## Instructions for the task
Show all lines of the listing that hold the word "Rady".

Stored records
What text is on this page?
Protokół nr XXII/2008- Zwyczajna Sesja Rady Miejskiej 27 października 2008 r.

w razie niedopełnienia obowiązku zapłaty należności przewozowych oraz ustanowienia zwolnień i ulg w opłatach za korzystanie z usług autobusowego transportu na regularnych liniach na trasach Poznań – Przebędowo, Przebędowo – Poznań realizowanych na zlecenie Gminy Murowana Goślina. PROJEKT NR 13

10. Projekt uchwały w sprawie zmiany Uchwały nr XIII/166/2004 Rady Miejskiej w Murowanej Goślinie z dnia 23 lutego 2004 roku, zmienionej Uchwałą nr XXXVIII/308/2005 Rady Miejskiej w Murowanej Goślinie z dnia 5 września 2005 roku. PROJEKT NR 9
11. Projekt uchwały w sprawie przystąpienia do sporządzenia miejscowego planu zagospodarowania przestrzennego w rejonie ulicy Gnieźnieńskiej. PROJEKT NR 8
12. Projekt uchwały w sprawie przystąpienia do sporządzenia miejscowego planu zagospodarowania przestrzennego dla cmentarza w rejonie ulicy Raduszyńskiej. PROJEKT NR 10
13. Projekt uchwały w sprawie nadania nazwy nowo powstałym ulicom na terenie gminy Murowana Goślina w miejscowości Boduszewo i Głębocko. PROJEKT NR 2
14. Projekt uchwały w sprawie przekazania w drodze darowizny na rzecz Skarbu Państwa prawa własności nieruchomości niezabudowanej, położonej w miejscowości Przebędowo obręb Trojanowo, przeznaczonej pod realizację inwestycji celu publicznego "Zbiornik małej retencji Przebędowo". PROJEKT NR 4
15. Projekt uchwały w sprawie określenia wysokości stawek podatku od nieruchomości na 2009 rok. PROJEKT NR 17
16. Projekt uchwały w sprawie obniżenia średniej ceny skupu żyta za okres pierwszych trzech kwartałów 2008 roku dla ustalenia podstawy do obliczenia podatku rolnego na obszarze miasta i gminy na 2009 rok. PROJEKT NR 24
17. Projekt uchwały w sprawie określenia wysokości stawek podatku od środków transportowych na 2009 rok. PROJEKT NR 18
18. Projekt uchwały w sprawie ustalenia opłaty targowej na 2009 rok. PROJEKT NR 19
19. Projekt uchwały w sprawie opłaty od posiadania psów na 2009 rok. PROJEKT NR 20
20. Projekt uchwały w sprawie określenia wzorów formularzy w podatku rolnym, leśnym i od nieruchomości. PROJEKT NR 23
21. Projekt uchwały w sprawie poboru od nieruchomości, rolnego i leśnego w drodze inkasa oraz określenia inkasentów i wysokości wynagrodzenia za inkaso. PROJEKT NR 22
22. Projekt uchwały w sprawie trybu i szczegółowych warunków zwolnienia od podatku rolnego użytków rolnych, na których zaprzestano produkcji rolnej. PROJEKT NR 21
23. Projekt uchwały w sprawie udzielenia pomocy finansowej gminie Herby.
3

## Complete answer
Protokół nr XXII/2008- Zwyczajna Sesja Rady Miejskiej 27 października 2008 r.
10. Projekt uchwały w sprawie zmiany Uchwały nr XIII/166/2004 Rady Miejskiej w Murowanej Goślinie z dnia 23 lutego 2004 roku, zmienionej Uchwałą nr XXXVIII/308/2005 Rady Miejskiej w Murowanej Goślinie z dnia 5 września 2005 roku. PROJEKT NR 9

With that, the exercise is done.